In the copy, include every entry exactly but none of the pictures.
━━ RECORDS FOR PROCESSING
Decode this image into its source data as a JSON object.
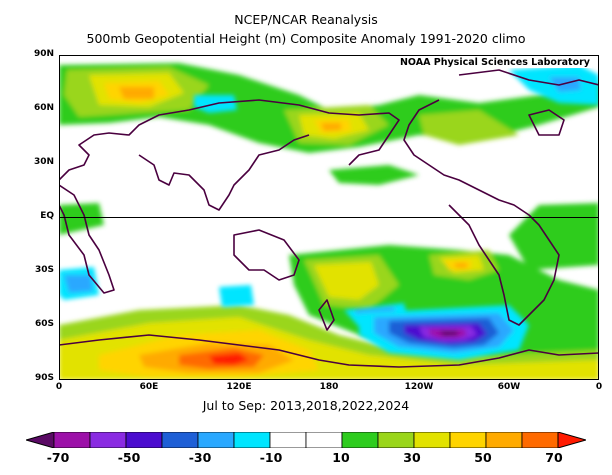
{
  "header": {
    "title": "NCEP/NCAR Reanalysis",
    "subtitle": "500mb Geopotential Height (m) Composite Anomaly 1991-2020 climo"
  },
  "credit": "NOAA Physical Sciences Laboratory",
  "latitude_labels": [
    "90N",
    "60N",
    "30N",
    "EQ",
    "30S",
    "60S",
    "90S"
  ],
  "longitude_labels": [
    "0",
    "60E",
    "120E",
    "180",
    "120W",
    "60W",
    "0"
  ],
  "season": "Jul to Sep: 2013,2018,2022,2024",
  "colorbar": {
    "labels": [
      "-70",
      "-50",
      "-30",
      "-10",
      "10",
      "30",
      "50",
      "70"
    ],
    "colors": [
      "#5a0a64",
      "#9c10a8",
      "#8a2be2",
      "#4b0ccf",
      "#1e5fd6",
      "#29a8ff",
      "#00e5ff",
      "#ffffff",
      "#ffffff",
      "#2ecc1e",
      "#9ad61a",
      "#e2e200",
      "#ffd400",
      "#ffaa00",
      "#ff6a00",
      "#ff1a00"
    ]
  }
}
━━━━
*ANSWER FOR THE TASK*.
Decode this image into its source data as a JSON object.
{
  "header": {
    "title": "NCEP/NCAR Reanalysis",
    "subtitle": "500mb Geopotential Height (m) Composite Anomaly 1991-2020 climo"
  },
  "credit": "NOAA Physical Sciences Laboratory",
  "latitude_labels": [
    "90N",
    "60N",
    "30N",
    "EQ",
    "30S",
    "60S",
    "90S"
  ],
  "longitude_labels": [
    "0",
    "60E",
    "120E",
    "180",
    "120W",
    "60W",
    "0"
  ],
  "season": "Jul to Sep: 2013,2018,2022,2024",
  "colorbar": {
    "labels": [
      "-70",
      "-50",
      "-30",
      "-10",
      "10",
      "30",
      "50",
      "70"
    ],
    "colors": [
      "#5a0a64",
      "#9c10a8",
      "#8a2be2",
      "#4b0ccf",
      "#1e5fd6",
      "#29a8ff",
      "#00e5ff",
      "#ffffff",
      "#ffffff",
      "#2ecc1e",
      "#9ad61a",
      "#e2e200",
      "#ffd400",
      "#ffaa00",
      "#ff6a00",
      "#ff1a00"
    ]
  }
}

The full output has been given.